● Aim
Check each line of the material below for the string "Human", then report how many lines have it, and nothing else.

● Information supplied

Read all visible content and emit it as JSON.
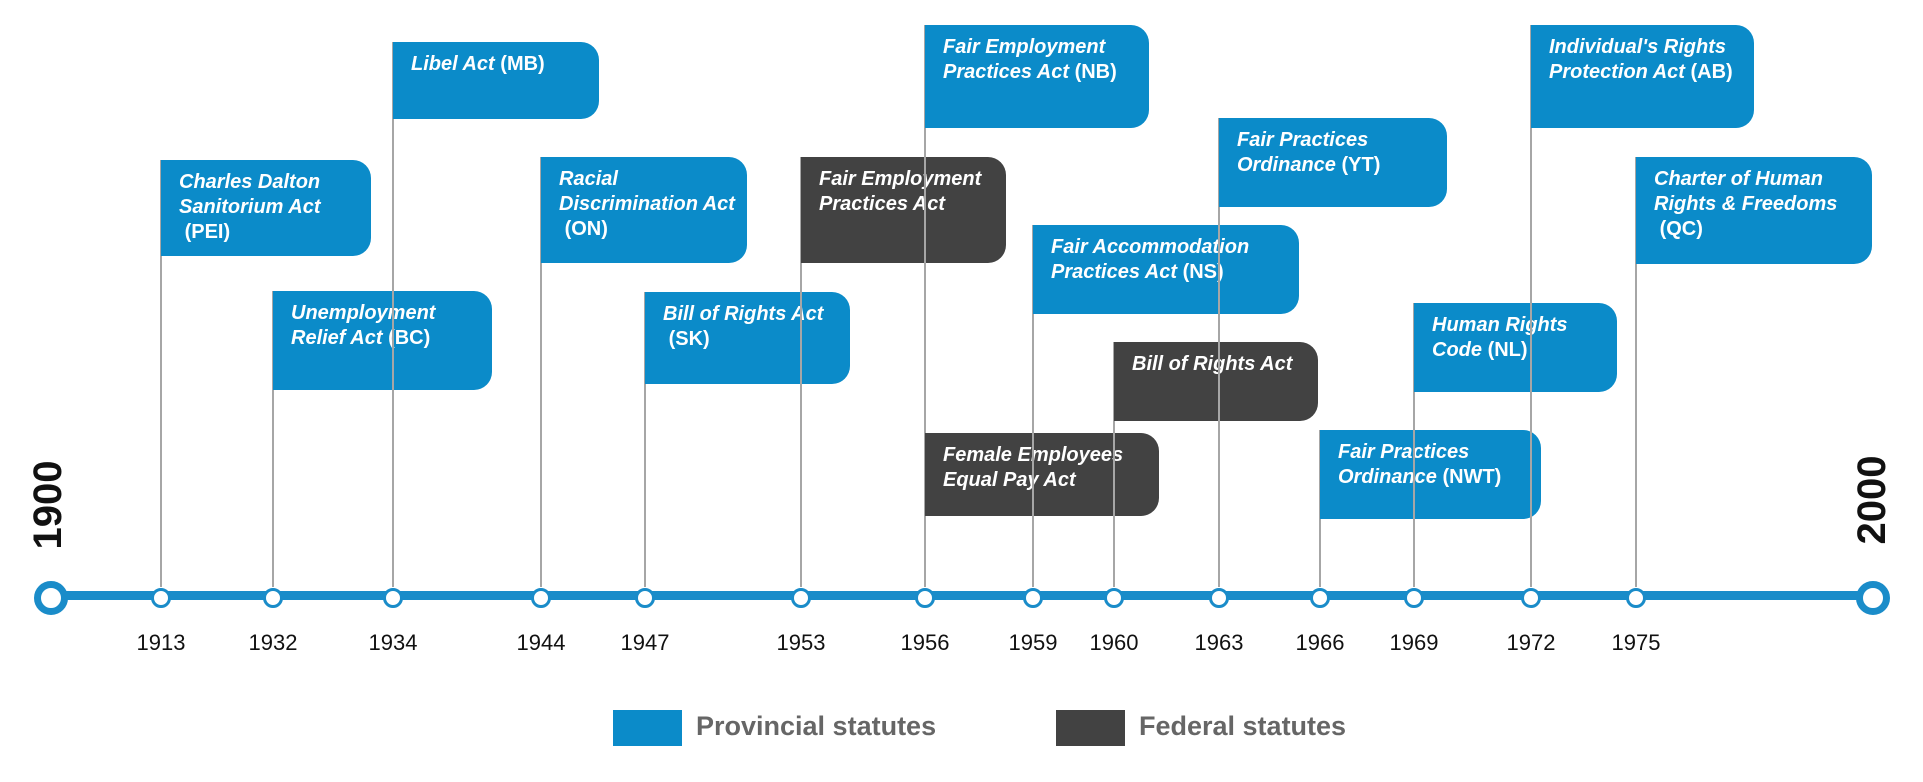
{
  "start_year": "1900",
  "end_year": "2000",
  "colors": {
    "provincial": "#0b8bc9",
    "federal": "#424242",
    "axis": "#1a8cc9"
  },
  "legend": {
    "provincial_label": "Provincial statutes",
    "federal_label": "Federal statutes"
  },
  "years": [
    "1913",
    "1932",
    "1934",
    "1944",
    "1947",
    "1953",
    "1956",
    "1959",
    "1960",
    "1963",
    "1966",
    "1969",
    "1972",
    "1975"
  ],
  "events": [
    {
      "year": "1913",
      "title": "Charles Dalton Sanitorium Act",
      "abbr": "(PEI)",
      "level": "provincial"
    },
    {
      "year": "1932",
      "title": "Unemployment Relief Act",
      "abbr": "(BC)",
      "level": "provincial"
    },
    {
      "year": "1934",
      "title": "Libel Act",
      "abbr": "(MB)",
      "level": "provincial"
    },
    {
      "year": "1944",
      "title": "Racial Discrimination Act",
      "abbr": "(ON)",
      "level": "provincial"
    },
    {
      "year": "1947",
      "title": "Bill of Rights Act",
      "abbr": "(SK)",
      "level": "provincial"
    },
    {
      "year": "1953",
      "title": "Fair Employment Practices Act",
      "abbr": "",
      "level": "federal"
    },
    {
      "year": "1956",
      "title": "Fair Employment Practices Act",
      "abbr": "(NB)",
      "level": "provincial"
    },
    {
      "year": "1956",
      "title": "Female Employees Equal Pay Act",
      "abbr": "",
      "level": "federal"
    },
    {
      "year": "1959",
      "title": "Fair Accommodation Practices Act",
      "abbr": "(NS)",
      "level": "provincial"
    },
    {
      "year": "1960",
      "title": "Bill of Rights Act",
      "abbr": "",
      "level": "federal"
    },
    {
      "year": "1963",
      "title": "Fair Practices Ordinance",
      "abbr": "(YT)",
      "level": "provincial"
    },
    {
      "year": "1966",
      "title": "Fair Practices Ordinance",
      "abbr": "(NWT)",
      "level": "provincial"
    },
    {
      "year": "1969",
      "title": "Human Rights Code",
      "abbr": "(NL)",
      "level": "provincial"
    },
    {
      "year": "1972",
      "title": "Individual's Rights Protection Act",
      "abbr": "(AB)",
      "level": "provincial"
    },
    {
      "year": "1975",
      "title": "Charter of Human Rights & Freedoms",
      "abbr": "(QC)",
      "level": "provincial"
    }
  ]
}
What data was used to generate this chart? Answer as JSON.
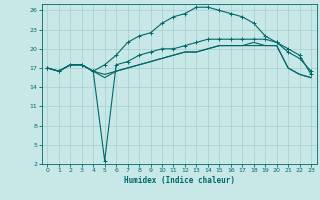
{
  "xlabel": "Humidex (Indice chaleur)",
  "background_color": "#c8e8e8",
  "grid_color": "#a8cece",
  "line_color": "#006868",
  "xlim": [
    -0.5,
    23.5
  ],
  "ylim": [
    2,
    27
  ],
  "yticks": [
    2,
    5,
    8,
    11,
    14,
    17,
    20,
    23,
    26
  ],
  "xticks": [
    0,
    1,
    2,
    3,
    4,
    5,
    6,
    7,
    8,
    9,
    10,
    11,
    12,
    13,
    14,
    15,
    16,
    17,
    18,
    19,
    20,
    21,
    22,
    23
  ],
  "line1_x": [
    0,
    1,
    2,
    3,
    4,
    5,
    6,
    7,
    8,
    9,
    10,
    11,
    12,
    13,
    14,
    15,
    16,
    17,
    18,
    19,
    20,
    21,
    22,
    23
  ],
  "line1_y": [
    17,
    16.5,
    17.5,
    17.5,
    16.5,
    17.5,
    19,
    21,
    22,
    22.5,
    24,
    25,
    25.5,
    26.5,
    26.5,
    26,
    25.5,
    25,
    24,
    22,
    21,
    19.5,
    18.5,
    16.5
  ],
  "line2_x": [
    0,
    1,
    2,
    3,
    4,
    5,
    6,
    7,
    8,
    9,
    10,
    11,
    12,
    13,
    14,
    15,
    16,
    17,
    18,
    19,
    20,
    21,
    22,
    23
  ],
  "line2_y": [
    17,
    16.5,
    17.5,
    17.5,
    16.5,
    2.5,
    17.5,
    18,
    19,
    19.5,
    20,
    20,
    20.5,
    21,
    21.5,
    21.5,
    21.5,
    21.5,
    21.5,
    21.5,
    21,
    20,
    19,
    16
  ],
  "line3_x": [
    0,
    1,
    2,
    3,
    4,
    5,
    6,
    7,
    8,
    9,
    10,
    11,
    12,
    13,
    14,
    15,
    16,
    17,
    18,
    19,
    20,
    21,
    22,
    23
  ],
  "line3_y": [
    17,
    16.5,
    17.5,
    17.5,
    16.5,
    15.5,
    16.5,
    17,
    17.5,
    18,
    18.5,
    19,
    19.5,
    19.5,
    20,
    20.5,
    20.5,
    20.5,
    21,
    20.5,
    20.5,
    17,
    16,
    15.5
  ],
  "line4_x": [
    0,
    1,
    2,
    3,
    4,
    5,
    6,
    7,
    8,
    9,
    10,
    11,
    12,
    13,
    14,
    15,
    16,
    17,
    18,
    19,
    20,
    21,
    22,
    23
  ],
  "line4_y": [
    17,
    16.5,
    17.5,
    17.5,
    16.5,
    16,
    16.5,
    17,
    17.5,
    18,
    18.5,
    19,
    19.5,
    19.5,
    20,
    20.5,
    20.5,
    20.5,
    20.5,
    20.5,
    20.5,
    17,
    16,
    15.5
  ]
}
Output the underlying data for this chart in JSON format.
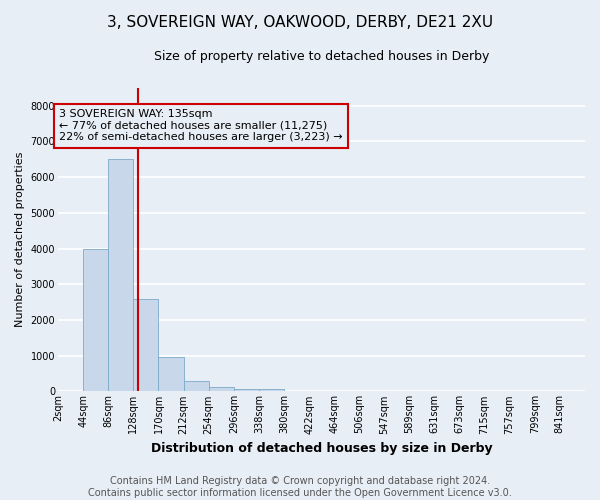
{
  "title": "3, SOVEREIGN WAY, OAKWOOD, DERBY, DE21 2XU",
  "subtitle": "Size of property relative to detached houses in Derby",
  "xlabel": "Distribution of detached houses by size in Derby",
  "ylabel": "Number of detached properties",
  "bar_color": "#c8d8ea",
  "bar_edge_color": "#7aaac8",
  "background_color": "#e8eef5",
  "grid_color": "#ffffff",
  "bins": [
    2,
    44,
    86,
    128,
    170,
    212,
    254,
    296,
    338,
    380,
    422,
    464,
    506,
    547,
    589,
    631,
    673,
    715,
    757,
    799,
    841
  ],
  "bin_labels": [
    "2sqm",
    "44sqm",
    "86sqm",
    "128sqm",
    "170sqm",
    "212sqm",
    "254sqm",
    "296sqm",
    "338sqm",
    "380sqm",
    "422sqm",
    "464sqm",
    "506sqm",
    "547sqm",
    "589sqm",
    "631sqm",
    "673sqm",
    "715sqm",
    "757sqm",
    "799sqm",
    "841sqm"
  ],
  "bar_heights": [
    0,
    4000,
    6500,
    2600,
    950,
    300,
    120,
    70,
    60,
    10,
    0,
    0,
    0,
    0,
    0,
    0,
    0,
    0,
    0,
    0
  ],
  "ylim": [
    0,
    8500
  ],
  "yticks": [
    0,
    1000,
    2000,
    3000,
    4000,
    5000,
    6000,
    7000,
    8000
  ],
  "property_size": 135,
  "property_line_color": "#cc0000",
  "annotation_text": "3 SOVEREIGN WAY: 135sqm\n← 77% of detached houses are smaller (11,275)\n22% of semi-detached houses are larger (3,223) →",
  "annotation_box_color": "#cc0000",
  "footer_text": "Contains HM Land Registry data © Crown copyright and database right 2024.\nContains public sector information licensed under the Open Government Licence v3.0.",
  "title_fontsize": 11,
  "subtitle_fontsize": 9,
  "annotation_fontsize": 8,
  "footer_fontsize": 7,
  "ylabel_fontsize": 8,
  "xlabel_fontsize": 9,
  "tick_fontsize": 7
}
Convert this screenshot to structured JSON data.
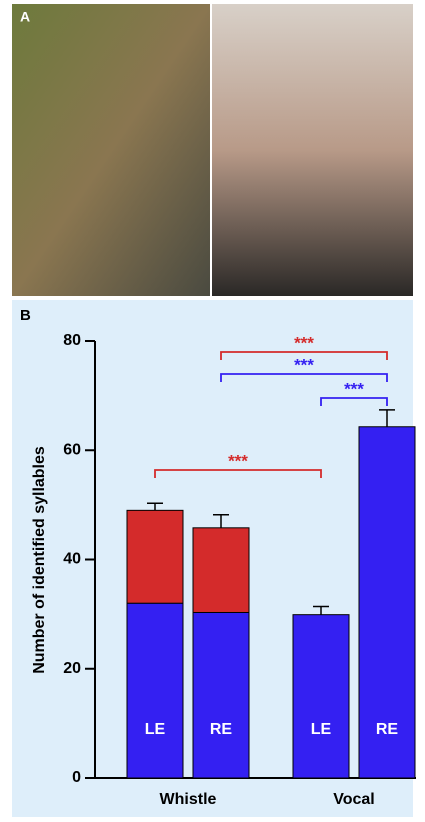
{
  "panel_labels": [
    "A",
    "B"
  ],
  "chart_data": {
    "type": "bar",
    "stacked": true,
    "ylabel": "Number of identified syllables",
    "categories": [
      "LE",
      "RE",
      "LE",
      "RE"
    ],
    "groups": [
      "Whistle",
      "Vocal"
    ],
    "series": [
      {
        "color": "#3420f2",
        "values": [
          32,
          30.3,
          29.9,
          64.3
        ],
        "errors": [
          0.7,
          0.5,
          1.5,
          3.1
        ]
      },
      {
        "color": "#d42b2b",
        "values": [
          17,
          15.5,
          null,
          null
        ],
        "errors": [
          1.3,
          2.4,
          null,
          null
        ]
      }
    ],
    "ylim": [
      0,
      80
    ],
    "yticks": [
      0,
      20,
      40,
      60,
      80
    ],
    "annotations": [
      {
        "text": "***",
        "color": "#d42b2b",
        "from": 1,
        "to": 3
      },
      {
        "text": "***",
        "color": "#3420f2",
        "from": 1,
        "to": 3
      },
      {
        "text": "***",
        "color": "#3420f2",
        "from": 2,
        "to": 3
      },
      {
        "text": "***",
        "color": "#d42b2b",
        "from": 0,
        "to": 2
      }
    ]
  }
}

● Result of the task
2